**What you are asked to do**
Find the lines holding the string "Daltrey" in the data, then copy all of them.
* * * * *
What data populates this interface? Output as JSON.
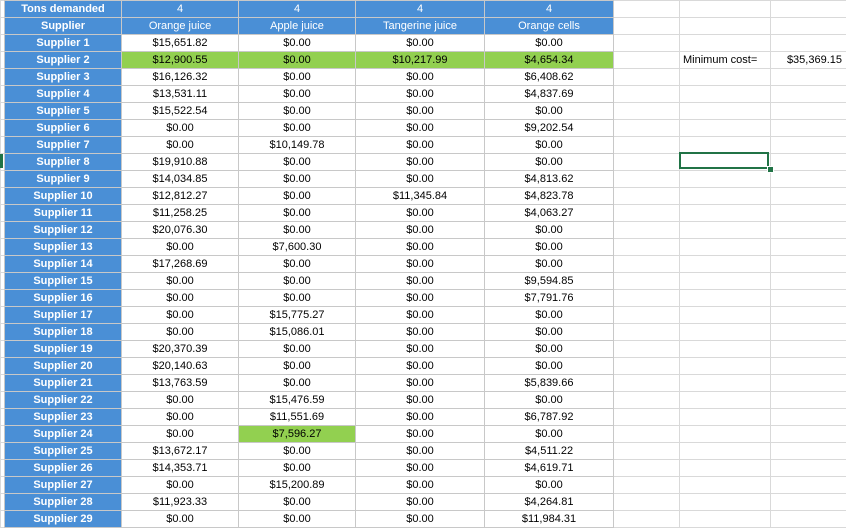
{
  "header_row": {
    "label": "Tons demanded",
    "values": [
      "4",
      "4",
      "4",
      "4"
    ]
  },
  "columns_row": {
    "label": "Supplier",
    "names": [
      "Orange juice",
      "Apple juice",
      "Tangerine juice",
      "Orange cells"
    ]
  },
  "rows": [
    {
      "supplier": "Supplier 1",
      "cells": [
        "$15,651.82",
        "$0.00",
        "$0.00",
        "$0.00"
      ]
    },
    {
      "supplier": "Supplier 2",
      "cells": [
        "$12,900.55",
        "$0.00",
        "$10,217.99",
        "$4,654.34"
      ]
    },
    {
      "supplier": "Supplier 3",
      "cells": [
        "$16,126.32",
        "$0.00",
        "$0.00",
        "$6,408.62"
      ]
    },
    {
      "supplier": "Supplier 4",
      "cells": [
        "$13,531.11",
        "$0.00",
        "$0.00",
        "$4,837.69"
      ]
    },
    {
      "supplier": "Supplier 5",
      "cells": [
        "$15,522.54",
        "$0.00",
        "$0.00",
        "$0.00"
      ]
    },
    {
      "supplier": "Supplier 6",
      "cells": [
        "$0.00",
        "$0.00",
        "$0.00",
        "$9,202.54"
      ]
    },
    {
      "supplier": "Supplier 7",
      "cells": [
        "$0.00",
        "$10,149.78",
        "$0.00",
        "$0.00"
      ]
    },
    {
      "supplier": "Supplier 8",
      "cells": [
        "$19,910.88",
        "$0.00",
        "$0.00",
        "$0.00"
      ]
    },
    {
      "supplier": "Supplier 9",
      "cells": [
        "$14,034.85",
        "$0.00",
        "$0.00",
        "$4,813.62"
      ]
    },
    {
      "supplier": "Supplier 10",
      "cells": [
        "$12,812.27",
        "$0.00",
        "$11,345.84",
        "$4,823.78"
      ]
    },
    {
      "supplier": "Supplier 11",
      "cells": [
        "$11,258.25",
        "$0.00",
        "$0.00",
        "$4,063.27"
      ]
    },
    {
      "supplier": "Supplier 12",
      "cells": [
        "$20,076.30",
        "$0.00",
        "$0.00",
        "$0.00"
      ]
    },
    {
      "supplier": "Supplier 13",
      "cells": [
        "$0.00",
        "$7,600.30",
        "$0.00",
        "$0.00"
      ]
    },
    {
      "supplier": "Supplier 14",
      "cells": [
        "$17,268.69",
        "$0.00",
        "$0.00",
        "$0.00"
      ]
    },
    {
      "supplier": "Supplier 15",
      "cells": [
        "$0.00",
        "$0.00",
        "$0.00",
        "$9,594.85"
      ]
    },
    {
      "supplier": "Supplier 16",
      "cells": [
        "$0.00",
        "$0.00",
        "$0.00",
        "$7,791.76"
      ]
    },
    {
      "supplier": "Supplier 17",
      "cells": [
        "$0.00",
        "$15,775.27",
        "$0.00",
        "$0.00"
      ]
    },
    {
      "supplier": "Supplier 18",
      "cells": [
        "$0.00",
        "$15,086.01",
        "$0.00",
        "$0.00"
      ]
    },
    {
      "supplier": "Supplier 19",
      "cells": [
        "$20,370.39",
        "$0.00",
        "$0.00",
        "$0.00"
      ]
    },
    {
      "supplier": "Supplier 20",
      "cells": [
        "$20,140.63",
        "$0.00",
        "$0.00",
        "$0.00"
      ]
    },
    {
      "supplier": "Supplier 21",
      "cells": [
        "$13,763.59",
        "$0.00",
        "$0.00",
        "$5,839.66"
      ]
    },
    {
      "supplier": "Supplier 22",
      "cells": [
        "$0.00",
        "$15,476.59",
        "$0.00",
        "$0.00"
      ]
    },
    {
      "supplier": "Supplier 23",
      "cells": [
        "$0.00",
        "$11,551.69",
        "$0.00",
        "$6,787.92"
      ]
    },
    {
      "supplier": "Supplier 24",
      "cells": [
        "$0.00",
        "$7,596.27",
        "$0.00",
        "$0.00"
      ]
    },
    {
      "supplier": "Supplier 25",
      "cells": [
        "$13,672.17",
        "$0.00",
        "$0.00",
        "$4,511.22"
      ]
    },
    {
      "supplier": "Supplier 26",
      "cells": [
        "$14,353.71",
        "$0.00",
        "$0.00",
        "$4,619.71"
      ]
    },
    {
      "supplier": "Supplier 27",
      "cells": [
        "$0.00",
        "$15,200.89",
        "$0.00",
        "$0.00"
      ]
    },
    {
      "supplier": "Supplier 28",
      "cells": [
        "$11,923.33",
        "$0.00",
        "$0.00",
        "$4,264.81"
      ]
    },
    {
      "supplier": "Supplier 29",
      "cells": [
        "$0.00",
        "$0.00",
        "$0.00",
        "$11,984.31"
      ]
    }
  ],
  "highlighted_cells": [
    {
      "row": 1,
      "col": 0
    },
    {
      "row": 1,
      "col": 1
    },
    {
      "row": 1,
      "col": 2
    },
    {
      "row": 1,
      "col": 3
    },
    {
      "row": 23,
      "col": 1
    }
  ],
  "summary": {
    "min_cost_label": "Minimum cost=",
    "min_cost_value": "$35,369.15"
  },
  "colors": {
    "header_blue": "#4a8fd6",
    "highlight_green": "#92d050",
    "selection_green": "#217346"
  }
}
* * * * *
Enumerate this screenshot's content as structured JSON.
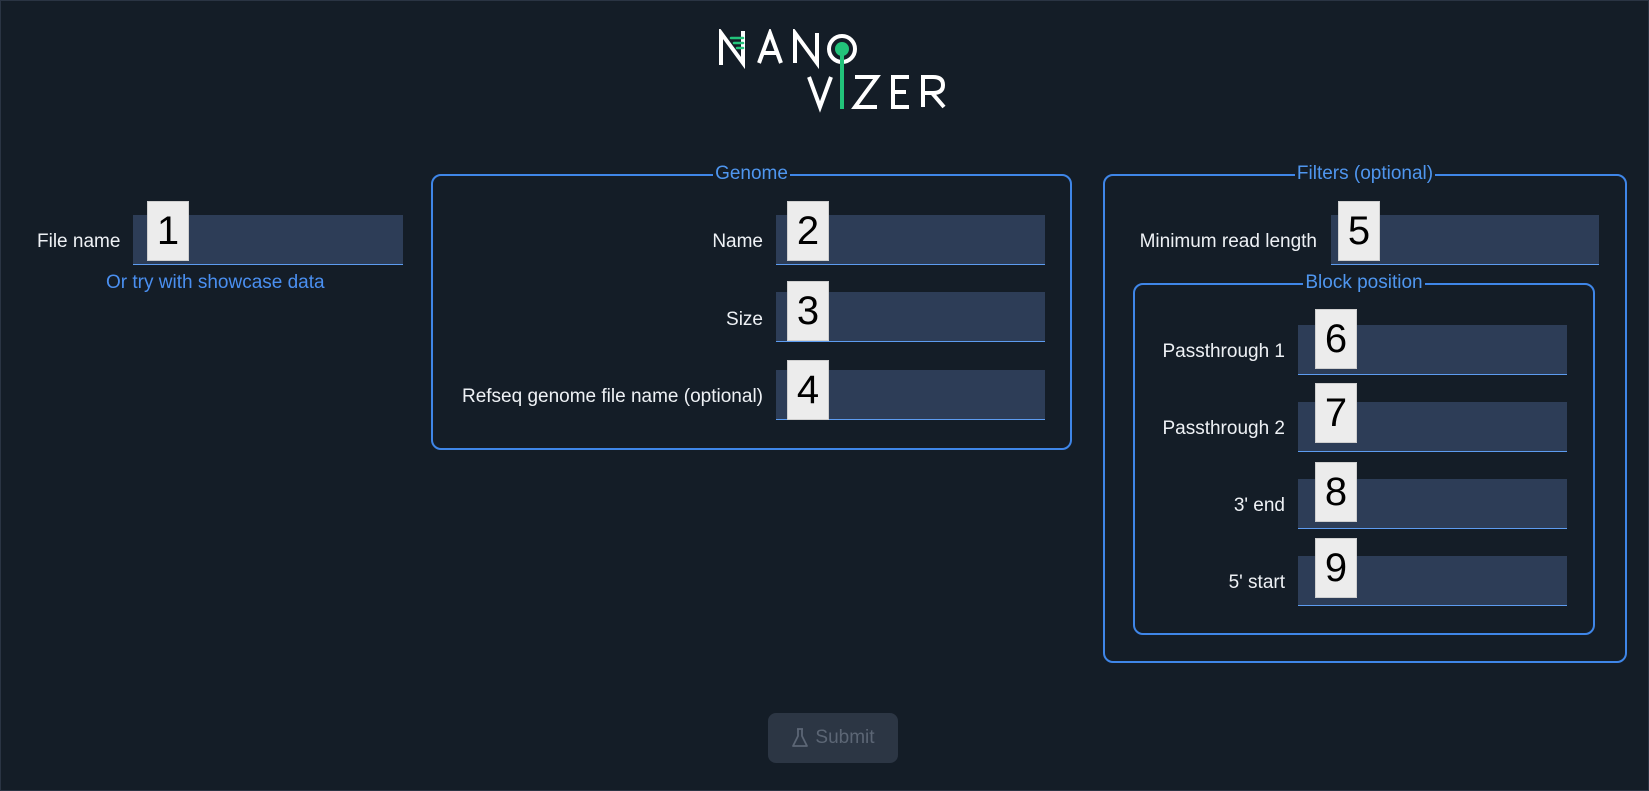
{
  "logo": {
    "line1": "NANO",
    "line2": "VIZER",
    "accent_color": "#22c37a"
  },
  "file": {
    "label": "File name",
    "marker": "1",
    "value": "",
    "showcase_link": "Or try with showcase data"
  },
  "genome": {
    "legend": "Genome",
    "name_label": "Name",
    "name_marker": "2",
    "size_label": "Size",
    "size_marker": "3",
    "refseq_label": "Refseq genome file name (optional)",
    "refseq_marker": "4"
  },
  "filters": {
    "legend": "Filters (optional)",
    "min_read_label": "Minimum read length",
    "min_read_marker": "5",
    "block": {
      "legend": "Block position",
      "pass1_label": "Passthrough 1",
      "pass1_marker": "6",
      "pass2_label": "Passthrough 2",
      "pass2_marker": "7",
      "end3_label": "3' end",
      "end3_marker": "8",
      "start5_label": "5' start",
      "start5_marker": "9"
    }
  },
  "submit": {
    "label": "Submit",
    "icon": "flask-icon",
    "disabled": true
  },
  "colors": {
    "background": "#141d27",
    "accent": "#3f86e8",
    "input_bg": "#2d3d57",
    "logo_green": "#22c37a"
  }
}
* * * * *
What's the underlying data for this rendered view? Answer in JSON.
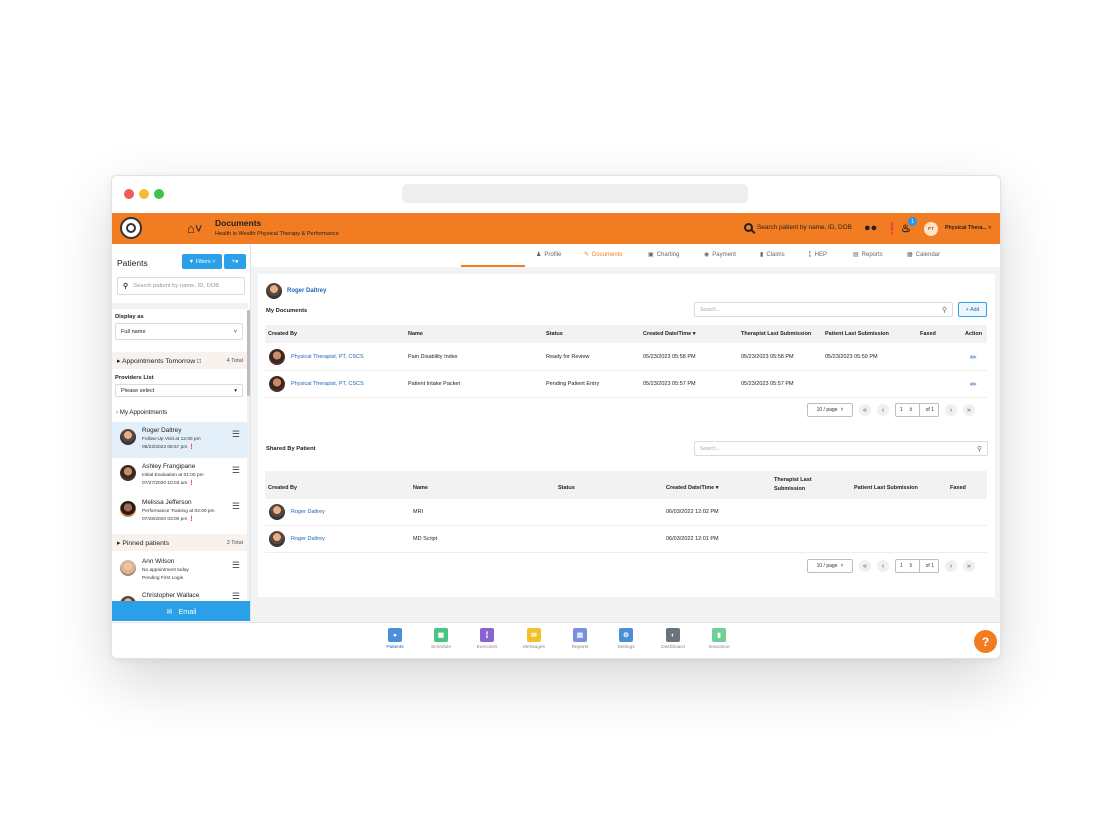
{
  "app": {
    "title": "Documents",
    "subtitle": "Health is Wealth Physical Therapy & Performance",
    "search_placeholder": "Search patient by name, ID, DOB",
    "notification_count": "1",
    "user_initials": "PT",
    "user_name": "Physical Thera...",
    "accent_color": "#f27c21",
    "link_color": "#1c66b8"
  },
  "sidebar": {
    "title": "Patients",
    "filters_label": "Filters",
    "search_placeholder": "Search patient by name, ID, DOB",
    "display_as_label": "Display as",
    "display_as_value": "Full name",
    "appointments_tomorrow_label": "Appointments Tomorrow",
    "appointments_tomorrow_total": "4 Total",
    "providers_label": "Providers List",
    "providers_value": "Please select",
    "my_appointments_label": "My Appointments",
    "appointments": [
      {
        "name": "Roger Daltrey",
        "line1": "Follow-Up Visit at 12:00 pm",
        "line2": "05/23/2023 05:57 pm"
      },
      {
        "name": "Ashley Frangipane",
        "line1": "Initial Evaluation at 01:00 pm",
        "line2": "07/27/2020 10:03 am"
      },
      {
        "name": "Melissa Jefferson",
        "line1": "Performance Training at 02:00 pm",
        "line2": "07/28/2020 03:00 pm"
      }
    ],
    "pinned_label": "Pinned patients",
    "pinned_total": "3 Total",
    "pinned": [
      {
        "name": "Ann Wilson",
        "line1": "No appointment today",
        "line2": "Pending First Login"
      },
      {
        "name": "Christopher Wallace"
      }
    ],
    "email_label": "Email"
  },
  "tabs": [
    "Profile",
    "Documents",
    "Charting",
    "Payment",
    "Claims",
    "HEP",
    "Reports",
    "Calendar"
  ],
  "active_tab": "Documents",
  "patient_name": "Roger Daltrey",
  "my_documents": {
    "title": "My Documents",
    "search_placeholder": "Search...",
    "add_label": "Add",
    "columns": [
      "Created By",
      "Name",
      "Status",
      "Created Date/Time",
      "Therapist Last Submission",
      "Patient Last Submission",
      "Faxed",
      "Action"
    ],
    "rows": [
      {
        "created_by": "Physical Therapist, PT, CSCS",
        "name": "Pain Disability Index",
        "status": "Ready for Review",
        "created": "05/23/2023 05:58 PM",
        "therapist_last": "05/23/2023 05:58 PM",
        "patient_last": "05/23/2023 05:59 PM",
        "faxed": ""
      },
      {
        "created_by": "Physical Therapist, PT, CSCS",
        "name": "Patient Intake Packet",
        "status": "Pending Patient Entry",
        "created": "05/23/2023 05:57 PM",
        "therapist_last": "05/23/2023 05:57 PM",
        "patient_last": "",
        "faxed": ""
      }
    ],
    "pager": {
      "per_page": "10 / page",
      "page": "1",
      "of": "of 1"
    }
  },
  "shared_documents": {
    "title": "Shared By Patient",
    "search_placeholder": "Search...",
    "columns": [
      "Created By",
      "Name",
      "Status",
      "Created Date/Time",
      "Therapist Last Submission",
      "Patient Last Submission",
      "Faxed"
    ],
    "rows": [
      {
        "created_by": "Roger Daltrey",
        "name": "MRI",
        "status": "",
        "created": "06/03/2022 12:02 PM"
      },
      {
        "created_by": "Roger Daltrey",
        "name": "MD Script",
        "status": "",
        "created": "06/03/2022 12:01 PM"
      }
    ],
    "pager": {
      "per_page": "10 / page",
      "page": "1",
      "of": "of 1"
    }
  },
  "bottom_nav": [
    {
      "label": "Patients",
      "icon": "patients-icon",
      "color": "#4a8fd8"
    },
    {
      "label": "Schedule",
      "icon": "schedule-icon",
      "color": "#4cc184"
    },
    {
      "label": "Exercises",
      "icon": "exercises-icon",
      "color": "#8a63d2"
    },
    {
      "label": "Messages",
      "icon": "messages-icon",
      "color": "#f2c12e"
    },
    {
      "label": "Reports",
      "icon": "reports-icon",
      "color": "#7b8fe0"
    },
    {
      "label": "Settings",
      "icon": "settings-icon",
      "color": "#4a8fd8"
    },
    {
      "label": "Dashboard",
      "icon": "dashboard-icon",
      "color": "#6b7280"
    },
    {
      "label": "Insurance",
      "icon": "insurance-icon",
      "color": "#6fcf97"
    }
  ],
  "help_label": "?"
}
* * * * *
**Answer to the problem**
        "name": "Roger Daltrey",
  "patient_name": "Roger Daltrey",
        "created_by": "Roger Daltrey",
        "created_by": "Roger Daltrey",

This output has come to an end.